┌──

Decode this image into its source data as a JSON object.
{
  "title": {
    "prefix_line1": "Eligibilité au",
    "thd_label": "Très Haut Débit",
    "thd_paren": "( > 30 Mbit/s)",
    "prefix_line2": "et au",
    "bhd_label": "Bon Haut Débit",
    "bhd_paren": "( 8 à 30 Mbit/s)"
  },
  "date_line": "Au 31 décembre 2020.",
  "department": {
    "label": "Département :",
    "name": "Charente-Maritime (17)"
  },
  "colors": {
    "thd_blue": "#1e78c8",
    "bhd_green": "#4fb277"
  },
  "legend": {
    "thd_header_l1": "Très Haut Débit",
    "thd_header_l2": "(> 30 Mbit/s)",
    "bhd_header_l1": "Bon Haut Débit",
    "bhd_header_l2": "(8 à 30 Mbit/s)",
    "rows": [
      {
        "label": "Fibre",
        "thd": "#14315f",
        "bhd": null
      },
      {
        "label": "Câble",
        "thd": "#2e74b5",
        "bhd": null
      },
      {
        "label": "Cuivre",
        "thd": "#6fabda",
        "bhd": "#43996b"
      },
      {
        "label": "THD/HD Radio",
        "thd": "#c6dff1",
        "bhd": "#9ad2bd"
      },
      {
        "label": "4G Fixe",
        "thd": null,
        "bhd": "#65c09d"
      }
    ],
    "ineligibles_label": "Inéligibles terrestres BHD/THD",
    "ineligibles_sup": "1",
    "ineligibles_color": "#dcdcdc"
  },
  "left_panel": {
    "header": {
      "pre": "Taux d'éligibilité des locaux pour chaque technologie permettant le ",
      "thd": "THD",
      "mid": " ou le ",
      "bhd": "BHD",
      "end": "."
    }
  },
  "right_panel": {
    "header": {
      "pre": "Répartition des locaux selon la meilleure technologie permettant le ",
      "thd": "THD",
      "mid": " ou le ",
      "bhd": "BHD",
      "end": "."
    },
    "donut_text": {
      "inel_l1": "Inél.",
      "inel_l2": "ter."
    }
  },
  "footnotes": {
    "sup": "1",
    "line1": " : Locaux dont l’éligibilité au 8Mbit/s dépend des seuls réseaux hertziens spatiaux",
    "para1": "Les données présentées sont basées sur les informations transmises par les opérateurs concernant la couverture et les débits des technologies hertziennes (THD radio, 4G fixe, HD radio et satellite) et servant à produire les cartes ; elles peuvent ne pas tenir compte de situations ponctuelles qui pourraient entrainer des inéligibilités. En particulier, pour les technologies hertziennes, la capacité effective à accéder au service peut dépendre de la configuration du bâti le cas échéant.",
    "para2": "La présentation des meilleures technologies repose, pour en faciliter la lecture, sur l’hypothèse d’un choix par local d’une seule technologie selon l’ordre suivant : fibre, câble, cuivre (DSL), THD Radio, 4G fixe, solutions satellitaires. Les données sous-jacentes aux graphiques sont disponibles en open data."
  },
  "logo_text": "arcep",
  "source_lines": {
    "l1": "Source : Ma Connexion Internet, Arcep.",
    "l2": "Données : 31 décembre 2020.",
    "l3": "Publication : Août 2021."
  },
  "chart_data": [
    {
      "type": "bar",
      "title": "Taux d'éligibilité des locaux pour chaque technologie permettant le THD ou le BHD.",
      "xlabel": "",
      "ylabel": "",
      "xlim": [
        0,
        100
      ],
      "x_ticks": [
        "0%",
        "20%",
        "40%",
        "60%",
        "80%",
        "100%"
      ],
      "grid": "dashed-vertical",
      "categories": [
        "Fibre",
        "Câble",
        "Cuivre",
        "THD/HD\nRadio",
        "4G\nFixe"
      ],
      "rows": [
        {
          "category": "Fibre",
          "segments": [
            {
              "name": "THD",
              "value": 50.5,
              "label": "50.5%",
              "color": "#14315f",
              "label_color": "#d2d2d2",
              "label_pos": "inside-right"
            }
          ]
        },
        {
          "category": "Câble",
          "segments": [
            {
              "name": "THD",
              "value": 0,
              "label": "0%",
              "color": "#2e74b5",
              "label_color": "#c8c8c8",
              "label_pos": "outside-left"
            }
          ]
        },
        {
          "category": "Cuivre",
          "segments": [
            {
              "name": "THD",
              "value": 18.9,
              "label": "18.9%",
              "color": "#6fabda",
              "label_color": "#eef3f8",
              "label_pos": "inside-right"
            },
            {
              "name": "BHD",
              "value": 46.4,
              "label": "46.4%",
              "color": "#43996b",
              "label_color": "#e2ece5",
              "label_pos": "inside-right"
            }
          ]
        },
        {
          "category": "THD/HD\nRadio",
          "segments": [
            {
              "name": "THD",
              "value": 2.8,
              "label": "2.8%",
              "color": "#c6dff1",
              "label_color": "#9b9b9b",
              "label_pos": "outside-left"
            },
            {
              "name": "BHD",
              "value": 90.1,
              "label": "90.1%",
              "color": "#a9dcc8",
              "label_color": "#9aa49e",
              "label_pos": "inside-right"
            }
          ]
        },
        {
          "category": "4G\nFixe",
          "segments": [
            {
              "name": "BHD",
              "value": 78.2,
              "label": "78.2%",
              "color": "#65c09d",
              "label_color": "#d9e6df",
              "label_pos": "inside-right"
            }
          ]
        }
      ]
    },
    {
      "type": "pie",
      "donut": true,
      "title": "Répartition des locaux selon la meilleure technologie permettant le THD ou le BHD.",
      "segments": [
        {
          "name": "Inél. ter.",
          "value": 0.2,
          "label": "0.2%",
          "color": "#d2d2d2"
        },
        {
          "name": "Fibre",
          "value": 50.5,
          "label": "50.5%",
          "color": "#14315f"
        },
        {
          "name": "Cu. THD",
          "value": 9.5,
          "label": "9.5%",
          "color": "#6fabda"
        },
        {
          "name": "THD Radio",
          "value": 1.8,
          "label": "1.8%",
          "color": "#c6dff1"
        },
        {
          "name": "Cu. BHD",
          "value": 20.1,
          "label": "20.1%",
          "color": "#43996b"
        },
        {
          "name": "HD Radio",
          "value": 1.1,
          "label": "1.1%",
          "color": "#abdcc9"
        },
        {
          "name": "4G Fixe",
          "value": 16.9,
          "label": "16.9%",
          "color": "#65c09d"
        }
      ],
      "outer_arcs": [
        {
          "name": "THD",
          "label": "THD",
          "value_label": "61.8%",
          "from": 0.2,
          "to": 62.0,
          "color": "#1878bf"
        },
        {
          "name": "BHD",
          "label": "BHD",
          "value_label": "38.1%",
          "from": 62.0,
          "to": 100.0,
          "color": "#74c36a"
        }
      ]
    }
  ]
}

└──

* **WHAT IS ASKED**
Would you reproduce all the entries exactly?

* **TASK SOLUTION**
Decode this image into its source data as a JSON object.
{
  "title": {
    "prefix_line1": "Eligibilité au",
    "thd_label": "Très Haut Débit",
    "thd_paren": "( > 30 Mbit/s)",
    "prefix_line2": "et au",
    "bhd_label": "Bon Haut Débit",
    "bhd_paren": "( 8 à 30 Mbit/s)"
  },
  "date_line": "Au 31 décembre 2020.",
  "department": {
    "label": "Département :",
    "name": "Charente-Maritime (17)"
  },
  "colors": {
    "thd_blue": "#1e78c8",
    "bhd_green": "#4fb277"
  },
  "legend": {
    "thd_header_l1": "Très Haut Débit",
    "thd_header_l2": "(> 30 Mbit/s)",
    "bhd_header_l1": "Bon Haut Débit",
    "bhd_header_l2": "(8 à 30 Mbit/s)",
    "rows": [
      {
        "label": "Fibre",
        "thd": "#14315f",
        "bhd": null
      },
      {
        "label": "Câble",
        "thd": "#2e74b5",
        "bhd": null
      },
      {
        "label": "Cuivre",
        "thd": "#6fabda",
        "bhd": "#43996b"
      },
      {
        "label": "THD/HD Radio",
        "thd": "#c6dff1",
        "bhd": "#9ad2bd"
      },
      {
        "label": "4G Fixe",
        "thd": null,
        "bhd": "#65c09d"
      }
    ],
    "ineligibles_label": "Inéligibles terrestres BHD/THD",
    "ineligibles_sup": "1",
    "ineligibles_color": "#dcdcdc"
  },
  "left_panel": {
    "header": {
      "pre": "Taux d'éligibilité des locaux pour chaque technologie permettant le ",
      "thd": "THD",
      "mid": " ou le ",
      "bhd": "BHD",
      "end": "."
    }
  },
  "right_panel": {
    "header": {
      "pre": "Répartition des locaux selon la meilleure technologie permettant le ",
      "thd": "THD",
      "mid": " ou le ",
      "bhd": "BHD",
      "end": "."
    },
    "donut_text": {
      "inel_l1": "Inél.",
      "inel_l2": "ter."
    }
  },
  "footnotes": {
    "sup": "1",
    "line1": " : Locaux dont l’éligibilité au 8Mbit/s dépend des seuls réseaux hertziens spatiaux",
    "para1": "Les données présentées sont basées sur les informations transmises par les opérateurs concernant la couverture et les débits des technologies hertziennes (THD radio, 4G fixe, HD radio et satellite) et servant à produire les cartes ; elles peuvent ne pas tenir compte de situations ponctuelles qui pourraient entrainer des inéligibilités. En particulier, pour les technologies hertziennes, la capacité effective à accéder au service peut dépendre de la configuration du bâti le cas échéant.",
    "para2": "La présentation des meilleures technologies repose, pour en faciliter la lecture, sur l’hypothèse d’un choix par local d’une seule technologie selon l’ordre suivant : fibre, câble, cuivre (DSL), THD Radio, 4G fixe, solutions satellitaires. Les données sous-jacentes aux graphiques sont disponibles en open data."
  },
  "logo_text": "arcep",
  "source_lines": {
    "l1": "Source : Ma Connexion Internet, Arcep.",
    "l2": "Données : 31 décembre 2020.",
    "l3": "Publication : Août 2021."
  },
  "chart_data": [
    {
      "type": "bar",
      "title": "Taux d'éligibilité des locaux pour chaque technologie permettant le THD ou le BHD.",
      "xlabel": "",
      "ylabel": "",
      "xlim": [
        0,
        100
      ],
      "x_ticks": [
        "0%",
        "20%",
        "40%",
        "60%",
        "80%",
        "100%"
      ],
      "grid": "dashed-vertical",
      "categories": [
        "Fibre",
        "Câble",
        "Cuivre",
        "THD/HD\nRadio",
        "4G\nFixe"
      ],
      "rows": [
        {
          "category": "Fibre",
          "segments": [
            {
              "name": "THD",
              "value": 50.5,
              "label": "50.5%",
              "color": "#14315f",
              "label_color": "#d2d2d2",
              "label_pos": "inside-right"
            }
          ]
        },
        {
          "category": "Câble",
          "segments": [
            {
              "name": "THD",
              "value": 0,
              "label": "0%",
              "color": "#2e74b5",
              "label_color": "#c8c8c8",
              "label_pos": "outside-left"
            }
          ]
        },
        {
          "category": "Cuivre",
          "segments": [
            {
              "name": "THD",
              "value": 18.9,
              "label": "18.9%",
              "color": "#6fabda",
              "label_color": "#eef3f8",
              "label_pos": "inside-right"
            },
            {
              "name": "BHD",
              "value": 46.4,
              "label": "46.4%",
              "color": "#43996b",
              "label_color": "#e2ece5",
              "label_pos": "inside-right"
            }
          ]
        },
        {
          "category": "THD/HD\nRadio",
          "segments": [
            {
              "name": "THD",
              "value": 2.8,
              "label": "2.8%",
              "color": "#c6dff1",
              "label_color": "#9b9b9b",
              "label_pos": "outside-left"
            },
            {
              "name": "BHD",
              "value": 90.1,
              "label": "90.1%",
              "color": "#a9dcc8",
              "label_color": "#9aa49e",
              "label_pos": "inside-right"
            }
          ]
        },
        {
          "category": "4G\nFixe",
          "segments": [
            {
              "name": "BHD",
              "value": 78.2,
              "label": "78.2%",
              "color": "#65c09d",
              "label_color": "#d9e6df",
              "label_pos": "inside-right"
            }
          ]
        }
      ]
    },
    {
      "type": "pie",
      "donut": true,
      "title": "Répartition des locaux selon la meilleure technologie permettant le THD ou le BHD.",
      "segments": [
        {
          "name": "Inél. ter.",
          "value": 0.2,
          "label": "0.2%",
          "color": "#d2d2d2"
        },
        {
          "name": "Fibre",
          "value": 50.5,
          "label": "50.5%",
          "color": "#14315f"
        },
        {
          "name": "Cu. THD",
          "value": 9.5,
          "label": "9.5%",
          "color": "#6fabda"
        },
        {
          "name": "THD Radio",
          "value": 1.8,
          "label": "1.8%",
          "color": "#c6dff1"
        },
        {
          "name": "Cu. BHD",
          "value": 20.1,
          "label": "20.1%",
          "color": "#43996b"
        },
        {
          "name": "HD Radio",
          "value": 1.1,
          "label": "1.1%",
          "color": "#abdcc9"
        },
        {
          "name": "4G Fixe",
          "value": 16.9,
          "label": "16.9%",
          "color": "#65c09d"
        }
      ],
      "outer_arcs": [
        {
          "name": "THD",
          "label": "THD",
          "value_label": "61.8%",
          "from": 0.2,
          "to": 62.0,
          "color": "#1878bf"
        },
        {
          "name": "BHD",
          "label": "BHD",
          "value_label": "38.1%",
          "from": 62.0,
          "to": 100.0,
          "color": "#74c36a"
        }
      ]
    }
  ]
}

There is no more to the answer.